**Problem description**
Pictures aside, quote the whole listing exactly.

**Dataset records**
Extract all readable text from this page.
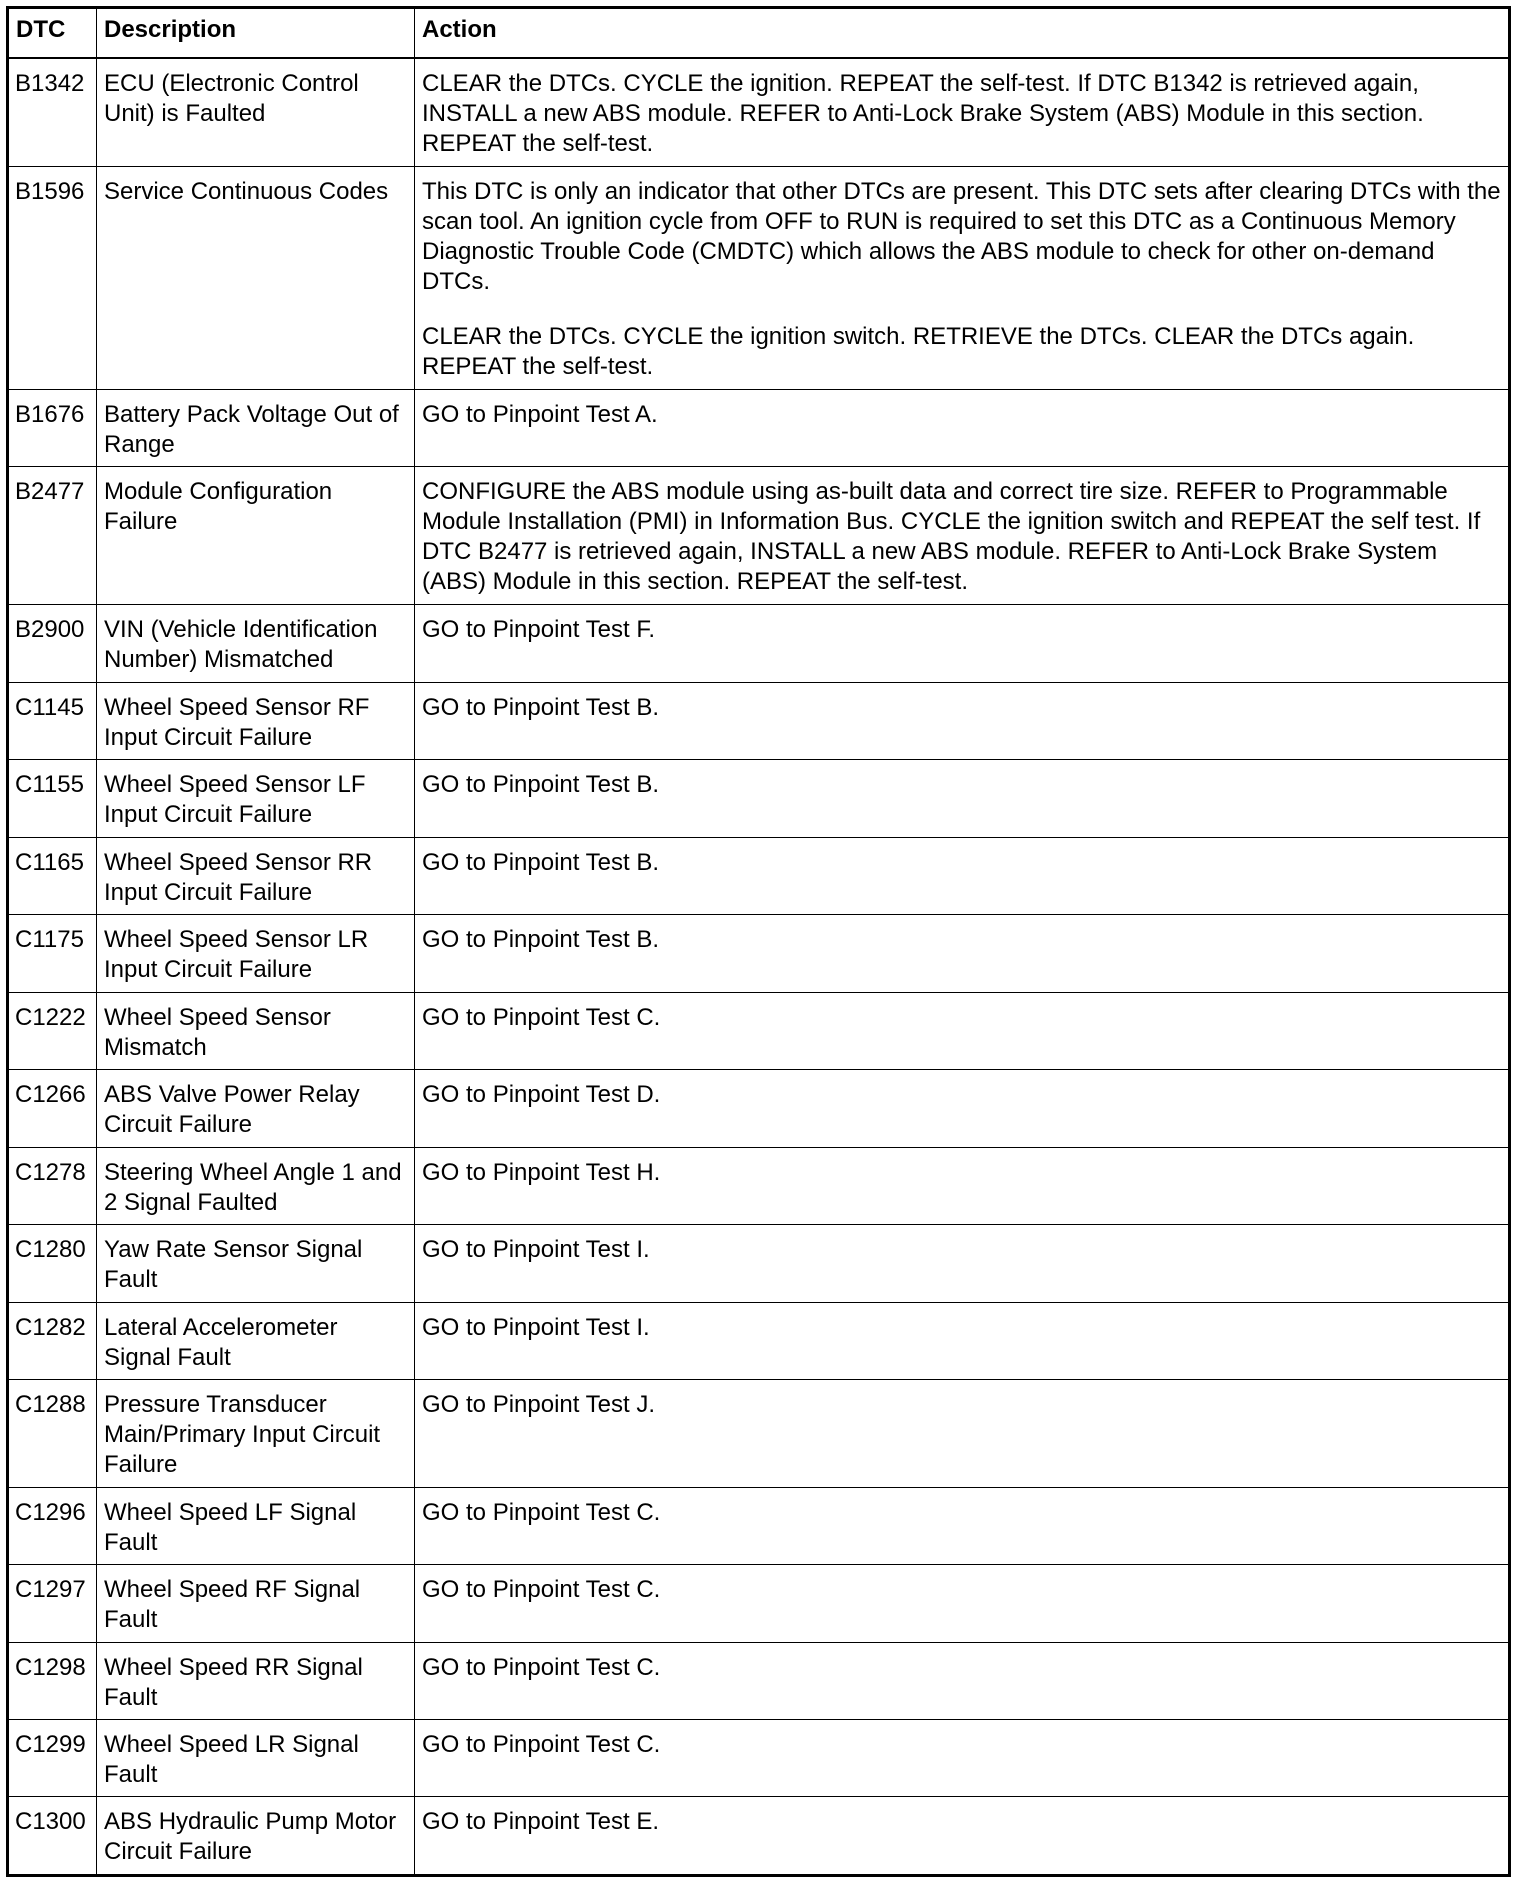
DTC	Description	Action
B1342	ECU (Electronic Control Unit) is Faulted	CLEAR the DTCs. CYCLE the ignition. REPEAT the self-test. If DTC B1342 is retrieved again, INSTALL a new ABS module. REFER to Anti-Lock Brake System (ABS) Module in this section. REPEAT the self-test.

B1596	Service Continuous Codes	This DTC is only an indicator that other DTCs are present. This DTC sets after clearing DTCs with the scan tool. An ignition cycle from OFF to RUN is required to set this DTC as a Continuous Memory Diagnostic Trouble Code (CMDTC) which allows the ABS module to check for other on-demand DTCs.

CLEAR the DTCs. CYCLE the ignition switch. RETRIEVE the DTCs. CLEAR the DTCs again. REPEAT the self-test.

B1676	Battery Pack Voltage Out of Range	GO to Pinpoint Test A.

B2477	Module Configuration Failure	CONFIGURE the ABS module using as-built data and correct tire size. REFER to Programmable Module Installation (PMI) in Information Bus. CYCLE the ignition switch and REPEAT the self test. If DTC B2477 is retrieved again, INSTALL a new ABS module. REFER to Anti-Lock Brake System (ABS) Module in this section. REPEAT the self-test.

B2900	VIN (Vehicle Identification Number) Mismatched	GO to Pinpoint Test F.

C1145	Wheel Speed Sensor RF Input Circuit Failure	GO to Pinpoint Test B.

C1155	Wheel Speed Sensor LF Input Circuit Failure	GO to Pinpoint Test B.

C1165	Wheel Speed Sensor RR Input Circuit Failure	GO to Pinpoint Test B.

C1175	Wheel Speed Sensor LR Input Circuit Failure	GO to Pinpoint Test B.

C1222	Wheel Speed Sensor Mismatch	GO to Pinpoint Test C.

C1266	ABS Valve Power Relay Circuit Failure	GO to Pinpoint Test D.

C1278	Steering Wheel Angle 1 and 2 Signal Faulted	GO to Pinpoint Test H.

C1280	Yaw Rate Sensor Signal Fault	GO to Pinpoint Test I.

C1282	Lateral Accelerometer Signal Fault	GO to Pinpoint Test I.

C1288	Pressure Transducer Main/Primary Input Circuit Failure	GO to Pinpoint Test J.

C1296	Wheel Speed LF Signal Fault	GO to Pinpoint Test C.

C1297	Wheel Speed RF Signal Fault	GO to Pinpoint Test C.

C1298	Wheel Speed RR Signal Fault	GO to Pinpoint Test C.

C1299	Wheel Speed LR Signal Fault	GO to Pinpoint Test C.

C1300	ABS Hydraulic Pump Motor Circuit Failure	GO to Pinpoint Test E.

**Task solution**
Extract all readable text from this page.
DTC	Description	Action
B1342	ECU (Electronic Control Unit) is Faulted	CLEAR the DTCs. CYCLE the ignition. REPEAT the self-test. If DTC B1342 is retrieved again, INSTALL a new ABS module. REFER to Anti-Lock Brake System (ABS) Module in this section. REPEAT the self-test.

B1596	Service Continuous Codes	This DTC is only an indicator that other DTCs are present. This DTC sets after clearing DTCs with the scan tool. An ignition cycle from OFF to RUN is required to set this DTC as a Continuous Memory Diagnostic Trouble Code (CMDTC) which allows the ABS module to check for other on-demand DTCs.

CLEAR the DTCs. CYCLE the ignition switch. RETRIEVE the DTCs. CLEAR the DTCs again. REPEAT the self-test.

B1676	Battery Pack Voltage Out of Range	GO to Pinpoint Test A.

B2477	Module Configuration Failure	CONFIGURE the ABS module using as-built data and correct tire size. REFER to Programmable Module Installation (PMI) in Information Bus. CYCLE the ignition switch and REPEAT the self test. If DTC B2477 is retrieved again, INSTALL a new ABS module. REFER to Anti-Lock Brake System (ABS) Module in this section. REPEAT the self-test.

B2900	VIN (Vehicle Identification Number) Mismatched	GO to Pinpoint Test F.

C1145	Wheel Speed Sensor RF Input Circuit Failure	GO to Pinpoint Test B.

C1155	Wheel Speed Sensor LF Input Circuit Failure	GO to Pinpoint Test B.

C1165	Wheel Speed Sensor RR Input Circuit Failure	GO to Pinpoint Test B.

C1175	Wheel Speed Sensor LR Input Circuit Failure	GO to Pinpoint Test B.

C1222	Wheel Speed Sensor Mismatch	GO to Pinpoint Test C.

C1266	ABS Valve Power Relay Circuit Failure	GO to Pinpoint Test D.

C1278	Steering Wheel Angle 1 and 2 Signal Faulted	GO to Pinpoint Test H.

C1280	Yaw Rate Sensor Signal Fault	GO to Pinpoint Test I.

C1282	Lateral Accelerometer Signal Fault	GO to Pinpoint Test I.

C1288	Pressure Transducer Main/Primary Input Circuit Failure	GO to Pinpoint Test J.

C1296	Wheel Speed LF Signal Fault	GO to Pinpoint Test C.

C1297	Wheel Speed RF Signal Fault	GO to Pinpoint Test C.

C1298	Wheel Speed RR Signal Fault	GO to Pinpoint Test C.

C1299	Wheel Speed LR Signal Fault	GO to Pinpoint Test C.

C1300	ABS Hydraulic Pump Motor Circuit Failure	GO to Pinpoint Test E.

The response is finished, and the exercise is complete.